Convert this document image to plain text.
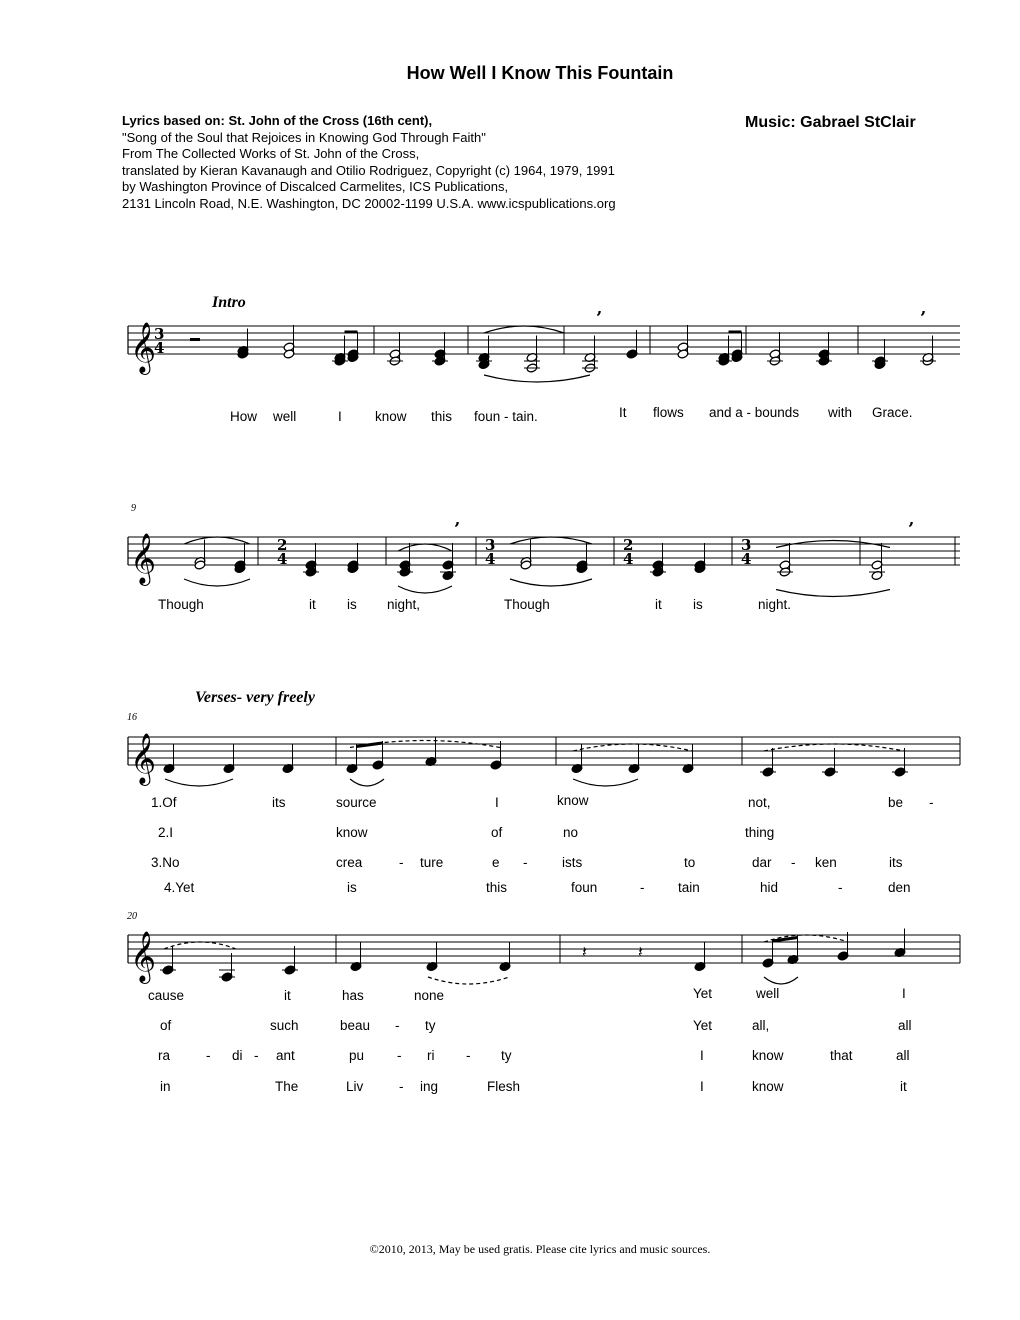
How Well I Know This Fountain
Lyrics based on: St. John of the Cross (16th cent),
"Song of the Soul that Rejoices in Knowing God Through Faith"
From The Collected Works of St. John of the Cross,
translated by Kieran Kavanaugh and Otilio Rodriguez, Copyright (c) 1964, 1979, 1991
by Washington Province of Discalced Carmelites, ICS Publications,
2131 Lincoln Road, N.E. Washington, DC 20002-1199 U.S.A. www.icspublications.org
Music: Gabrael StClair
Intro
Verses- very freely
9
16
20
𝄞
3
4
’	’
𝄞	2
4
’
3
4
2
4
3
4
’
𝄞
𝄞	𝄽	𝄽
How well	I know this foun - tain.	It flows and a - bounds with Grace.
Though	it is night,	Though	it is	night.
1.Of	its	source	I	know	not,	be -
2.I	know	of	no	thing
3.No	crea	- ture	e -	ists	to	dar - ken	its
4.Yet	is	this	foun	- tain	hid	-	den
cause	it	has	none	Yet	well	I
of	such	beau - ty	Yet	all,	all
ra	- di - ant	pu - ri - ty	I	know	that	all
in	The	Liv	- ing	Flesh	I	know	it
©2010, 2013, May be used gratis. Please cite lyrics and music sources.
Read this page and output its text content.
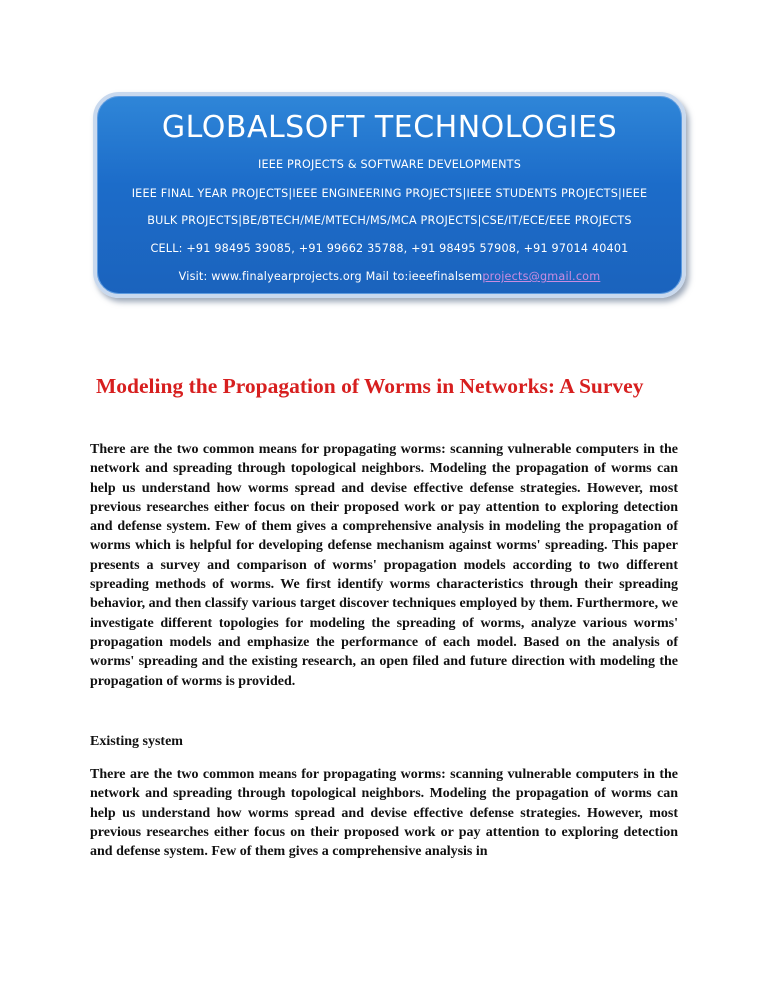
GLOBALSOFT TECHNOLOGIES
IEEE PROJECTS & SOFTWARE DEVELOPMENTS
IEEE FINAL YEAR PROJECTS|IEEE ENGINEERING PROJECTS|IEEE STUDENTS PROJECTS|IEEE
BULK PROJECTS|BE/BTECH/ME/MTECH/MS/MCA PROJECTS|CSE/IT/ECE/EEE PROJECTS
CELL: +91 98495 39085, +91 99662 35788, +91 98495 57908, +91 97014 40401
Visit: www.finalyearprojects.org Mail to:ieeefinalsemprojects@gmail.com
Modeling the Propagation of Worms in Networks: A Survey

There are the two common means for propagating worms: scanning vulnerable computers in the network and spreading through topological neighbors. Modeling the propagation of worms can help us understand how worms spread and devise effective defense strategies. However, most previous researches either focus on their proposed work or pay attention to exploring detection and defense system. Few of them gives a comprehensive analysis in modeling the propagation of worms which is helpful for developing defense mechanism against worms' spreading. This paper presents a survey and comparison of worms' propagation models according to two different spreading methods of worms. We first identify worms characteristics through their spreading behavior, and then classify various target discover techniques employed by them. Furthermore, we investigate different topologies for modeling the spreading of worms, analyze various worms' propagation models and emphasize the performance of each model. Based on the analysis of worms' spreading and the existing research, an open filed and future direction with modeling the propagation of worms is provided.

Existing system

There are the two common means for propagating worms: scanning vulnerable computers in the network and spreading through topological neighbors. Modeling the propagation of worms can help us understand how worms spread and devise effective defense strategies. However, most previous researches either focus on their proposed work or pay attention to exploring detection and defense system. Few of them gives a comprehensive analysis in
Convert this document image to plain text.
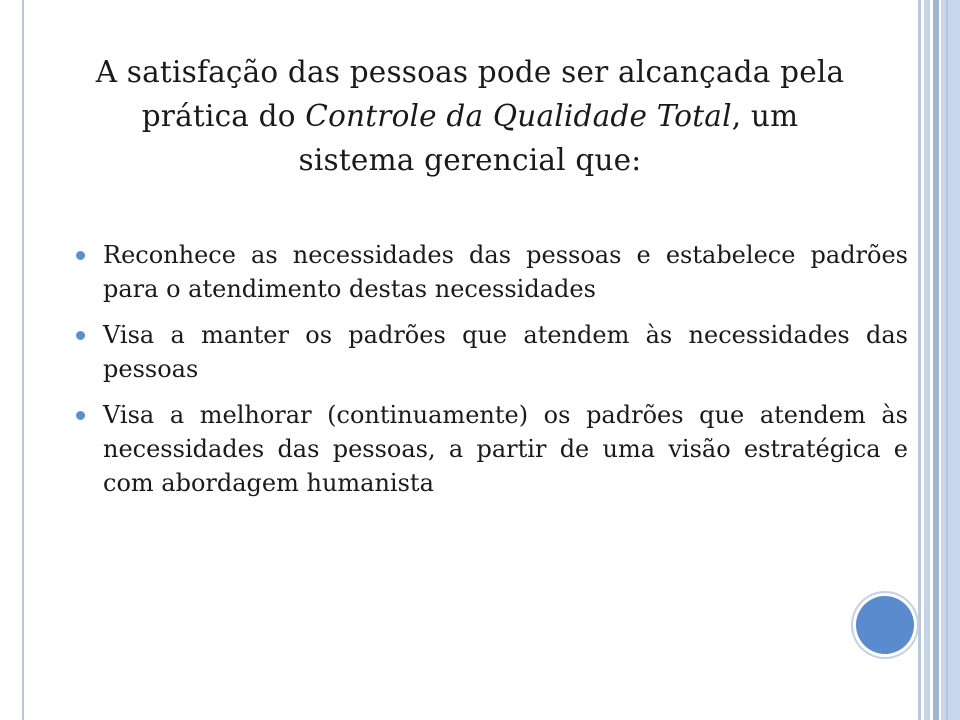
A satisfação das pessoas pode ser alcançada pela
prática do Controle da Qualidade Total, um
sistema gerencial que:
Reconhece as necessidades das pessoas e estabelece padrões para o atendimento destas necessidades
Visa a manter os padrões que atendem às necessidades das pessoas
Visa a melhorar (continuamente) os padrões que atendem às necessidades das pessoas, a partir de uma visão estratégica e com abordagem humanista
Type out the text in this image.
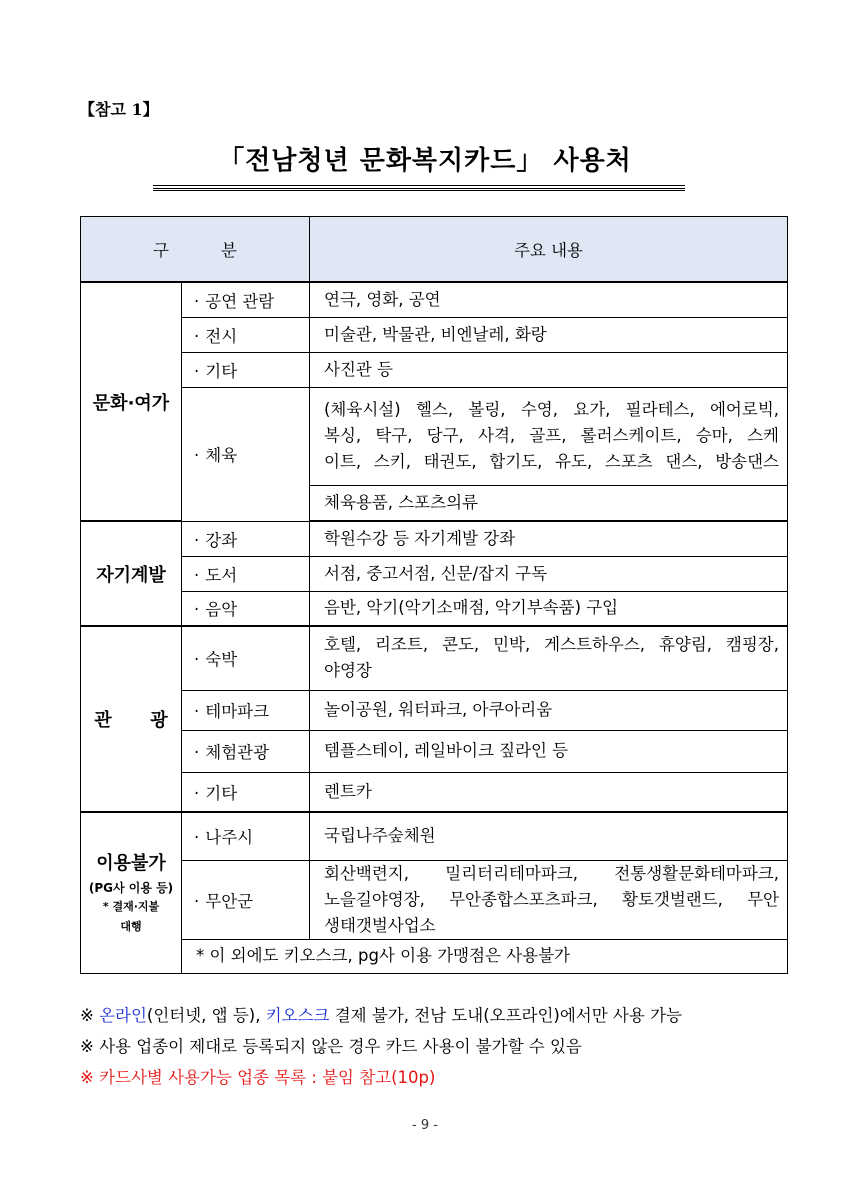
【참고 1】
「전남청년 문화복지카드」 사용처
구 분		주요 내용
문화·여가	· 공연 관람	연극, 영화, 공연
	· 전시	미술관, 박물관, 비엔날레, 화랑
	· 기타	사진관 등
	· 체육	(체육시설) 헬스, 볼링, 수영, 요가, 필라테스, 에어로빅,
복싱, 탁구, 당구, 사격, 골프, 롤러스케이트, 승마, 스케
이트, 스키, 태권도, 합기도, 유도, 스포츠 댄스, 방송댄스

		체육용품, 스포츠의류
자기계발	· 강좌	학원수강 등 자기계발 강좌
	· 도서	서점, 중고서점, 신문/잡지 구독
	· 음악	음반, 악기(악기소매점, 악기부속품) 구입
관 광	· 숙박	호텔, 리조트, 콘도, 민박, 게스트하우스, 휴양림, 캠핑장,
야영장

	· 테마파크	놀이공원, 워터파크, 아쿠아리움
	· 체험관광	템플스테이, 레일바이크 짚라인 등
	· 기타	렌트카

이용불가
(PG사 이용 등)
* 결재·지불
대행	· 나주시	국립나주숲체원
	· 무안군	회산백련지, 밀리터리테마파크, 전통생활문화테마파크,
노을길야영장, 무안종합스포츠파크, 황토갯벌랜드, 무안
생태갯벌사업소

	* 이 외에도 키오스크, pg사 이용 가맹점은 사용불가	
※ 온라인(인터넷, 앱 등), 키오스크 결제 불가, 전남 도내(오프라인)에서만 사용 가능
※ 사용 업종이 제대로 등록되지 않은 경우 카드 사용이 불가할 수 있음
※ 카드사별 사용가능 업종 목록 : 붙임 참고(10p)
- 9 -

════

Problem to work on: Report every line in the data above in which the word "atendem" appears.

Response:
Visa a manter os padrões que atendem às necessidades das pessoas
Visa a melhorar (continuamente) os padrões que atendem às necessidades das pessoas, a partir de uma visão estratégica e com abordagem humanista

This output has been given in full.